Give back the line where "Give me a plain-text" appears and all the lines after it until the listing ends, unchanged and with nothing else.
::::
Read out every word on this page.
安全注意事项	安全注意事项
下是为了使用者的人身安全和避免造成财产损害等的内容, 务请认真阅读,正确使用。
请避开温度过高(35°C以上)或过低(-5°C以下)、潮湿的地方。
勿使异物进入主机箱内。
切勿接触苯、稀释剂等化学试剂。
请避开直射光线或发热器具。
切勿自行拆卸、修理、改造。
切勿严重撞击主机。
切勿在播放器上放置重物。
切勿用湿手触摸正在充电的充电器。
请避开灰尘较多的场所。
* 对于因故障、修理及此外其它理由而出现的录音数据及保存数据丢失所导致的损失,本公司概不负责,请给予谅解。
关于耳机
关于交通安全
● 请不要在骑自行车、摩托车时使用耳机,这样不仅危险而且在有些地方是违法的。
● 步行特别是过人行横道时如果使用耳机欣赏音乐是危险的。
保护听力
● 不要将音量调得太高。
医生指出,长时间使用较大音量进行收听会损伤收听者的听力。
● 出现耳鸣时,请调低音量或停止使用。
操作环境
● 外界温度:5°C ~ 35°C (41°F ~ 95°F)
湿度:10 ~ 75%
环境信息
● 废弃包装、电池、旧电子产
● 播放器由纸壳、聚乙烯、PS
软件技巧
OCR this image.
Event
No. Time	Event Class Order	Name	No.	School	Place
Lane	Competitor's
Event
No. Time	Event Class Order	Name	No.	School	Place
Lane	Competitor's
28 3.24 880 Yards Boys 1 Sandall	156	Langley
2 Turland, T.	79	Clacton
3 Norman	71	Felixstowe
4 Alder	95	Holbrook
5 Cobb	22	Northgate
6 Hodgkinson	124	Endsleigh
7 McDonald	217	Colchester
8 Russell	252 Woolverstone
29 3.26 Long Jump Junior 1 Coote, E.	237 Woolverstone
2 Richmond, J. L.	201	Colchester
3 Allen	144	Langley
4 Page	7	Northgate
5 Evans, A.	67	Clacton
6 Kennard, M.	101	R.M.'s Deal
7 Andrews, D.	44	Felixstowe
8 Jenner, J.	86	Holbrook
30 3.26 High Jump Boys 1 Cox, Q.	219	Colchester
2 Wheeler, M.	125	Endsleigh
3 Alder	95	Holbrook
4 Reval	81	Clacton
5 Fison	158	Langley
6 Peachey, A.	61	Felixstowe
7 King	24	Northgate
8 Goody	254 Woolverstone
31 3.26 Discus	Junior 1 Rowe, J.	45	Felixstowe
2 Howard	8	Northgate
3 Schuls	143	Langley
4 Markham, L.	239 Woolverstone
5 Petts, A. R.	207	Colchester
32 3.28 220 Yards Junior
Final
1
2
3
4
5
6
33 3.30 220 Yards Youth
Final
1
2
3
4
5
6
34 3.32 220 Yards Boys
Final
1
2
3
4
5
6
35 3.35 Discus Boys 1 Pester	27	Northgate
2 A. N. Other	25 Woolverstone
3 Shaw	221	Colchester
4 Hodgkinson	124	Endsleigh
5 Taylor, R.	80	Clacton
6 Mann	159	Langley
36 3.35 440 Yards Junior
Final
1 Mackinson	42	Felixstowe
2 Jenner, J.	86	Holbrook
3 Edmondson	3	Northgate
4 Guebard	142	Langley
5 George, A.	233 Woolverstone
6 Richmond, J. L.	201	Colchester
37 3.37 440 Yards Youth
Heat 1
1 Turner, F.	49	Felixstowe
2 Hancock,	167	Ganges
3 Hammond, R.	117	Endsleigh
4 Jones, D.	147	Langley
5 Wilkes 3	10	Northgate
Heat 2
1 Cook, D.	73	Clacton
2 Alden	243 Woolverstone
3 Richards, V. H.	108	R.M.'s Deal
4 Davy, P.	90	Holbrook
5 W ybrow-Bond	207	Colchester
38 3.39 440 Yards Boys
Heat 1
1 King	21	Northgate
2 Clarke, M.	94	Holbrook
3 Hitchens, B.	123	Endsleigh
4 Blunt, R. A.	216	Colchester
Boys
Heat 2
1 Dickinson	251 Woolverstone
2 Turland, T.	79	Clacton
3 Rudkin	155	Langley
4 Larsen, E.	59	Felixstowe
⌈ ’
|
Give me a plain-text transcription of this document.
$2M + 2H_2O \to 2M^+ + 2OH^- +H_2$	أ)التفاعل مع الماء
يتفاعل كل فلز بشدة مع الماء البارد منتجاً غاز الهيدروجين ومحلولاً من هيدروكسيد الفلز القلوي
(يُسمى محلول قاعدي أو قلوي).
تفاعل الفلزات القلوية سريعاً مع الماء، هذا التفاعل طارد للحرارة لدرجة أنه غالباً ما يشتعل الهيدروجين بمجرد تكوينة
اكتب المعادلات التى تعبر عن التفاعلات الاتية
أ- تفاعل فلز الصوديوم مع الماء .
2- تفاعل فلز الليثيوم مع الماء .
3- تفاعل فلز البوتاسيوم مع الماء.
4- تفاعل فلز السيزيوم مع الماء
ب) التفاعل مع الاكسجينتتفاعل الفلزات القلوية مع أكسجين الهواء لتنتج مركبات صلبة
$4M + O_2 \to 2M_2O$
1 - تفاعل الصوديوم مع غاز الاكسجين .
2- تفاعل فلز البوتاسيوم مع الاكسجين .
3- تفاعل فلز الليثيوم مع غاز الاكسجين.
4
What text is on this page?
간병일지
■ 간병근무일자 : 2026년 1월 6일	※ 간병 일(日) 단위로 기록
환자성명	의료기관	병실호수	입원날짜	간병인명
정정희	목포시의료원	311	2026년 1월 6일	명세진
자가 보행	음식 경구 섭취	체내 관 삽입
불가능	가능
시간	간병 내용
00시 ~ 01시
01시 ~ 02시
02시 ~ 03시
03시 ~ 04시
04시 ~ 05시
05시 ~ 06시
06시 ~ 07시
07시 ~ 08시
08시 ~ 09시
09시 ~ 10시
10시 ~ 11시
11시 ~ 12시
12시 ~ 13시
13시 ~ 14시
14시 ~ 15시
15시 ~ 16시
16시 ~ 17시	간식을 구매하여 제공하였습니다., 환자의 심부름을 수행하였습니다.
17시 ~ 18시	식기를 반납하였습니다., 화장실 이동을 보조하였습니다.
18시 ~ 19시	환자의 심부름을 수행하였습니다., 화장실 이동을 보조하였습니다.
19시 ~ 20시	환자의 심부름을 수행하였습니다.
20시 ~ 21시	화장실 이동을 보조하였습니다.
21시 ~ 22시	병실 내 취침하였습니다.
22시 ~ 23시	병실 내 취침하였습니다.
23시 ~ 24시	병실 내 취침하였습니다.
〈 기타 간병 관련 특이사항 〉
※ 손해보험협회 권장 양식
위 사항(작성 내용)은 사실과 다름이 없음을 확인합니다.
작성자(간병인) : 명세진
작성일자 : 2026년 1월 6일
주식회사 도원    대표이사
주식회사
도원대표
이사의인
::::
_ANSWER TO THE PROBLEM_
Give me a plain-text transcription of this document.
$2M + 2H_2O \to 2M^+ + 2OH^- +H_2$	أ)التفاعل مع الماء
يتفاعل كل فلز بشدة مع الماء البارد منتجاً غاز الهيدروجين ومحلولاً من هيدروكسيد الفلز القلوي
(يُسمى محلول قاعدي أو قلوي).
تفاعل الفلزات القلوية سريعاً مع الماء، هذا التفاعل طارد للحرارة لدرجة أنه غالباً ما يشتعل الهيدروجين بمجرد تكوينة
اكتب المعادلات التى تعبر عن التفاعلات الاتية
أ- تفاعل فلز الصوديوم مع الماء .
2- تفاعل فلز الليثيوم مع الماء .
3- تفاعل فلز البوتاسيوم مع الماء.
4- تفاعل فلز السيزيوم مع الماء
ب) التفاعل مع الاكسجينتتفاعل الفلزات القلوية مع أكسجين الهواء لتنتج مركبات صلبة
$4M + O_2 \to 2M_2O$
1 - تفاعل الصوديوم مع غاز الاكسجين .
2- تفاعل فلز البوتاسيوم مع الاكسجين .
3- تفاعل فلز الليثيوم مع غاز الاكسجين.
4
What text is on this page?
간병일지
■ 간병근무일자 : 2026년 1월 6일	※ 간병 일(日) 단위로 기록
환자성명	의료기관	병실호수	입원날짜	간병인명
정정희	목포시의료원	311	2026년 1월 6일	명세진
자가 보행	음식 경구 섭취	체내 관 삽입
불가능	가능
시간	간병 내용
00시 ~ 01시
01시 ~ 02시
02시 ~ 03시
03시 ~ 04시
04시 ~ 05시
05시 ~ 06시
06시 ~ 07시
07시 ~ 08시
08시 ~ 09시
09시 ~ 10시
10시 ~ 11시
11시 ~ 12시
12시 ~ 13시
13시 ~ 14시
14시 ~ 15시
15시 ~ 16시
16시 ~ 17시	간식을 구매하여 제공하였습니다., 환자의 심부름을 수행하였습니다.
17시 ~ 18시	식기를 반납하였습니다., 화장실 이동을 보조하였습니다.
18시 ~ 19시	환자의 심부름을 수행하였습니다., 화장실 이동을 보조하였습니다.
19시 ~ 20시	환자의 심부름을 수행하였습니다.
20시 ~ 21시	화장실 이동을 보조하였습니다.
21시 ~ 22시	병실 내 취침하였습니다.
22시 ~ 23시	병실 내 취침하였습니다.
23시 ~ 24시	병실 내 취침하였습니다.
〈 기타 간병 관련 특이사항 〉
※ 손해보험협회 권장 양식
위 사항(작성 내용)은 사실과 다름이 없음을 확인합니다.
작성자(간병인) : 명세진
작성일자 : 2026년 1월 6일
주식회사 도원    대표이사
주식회사
도원대표
이사의인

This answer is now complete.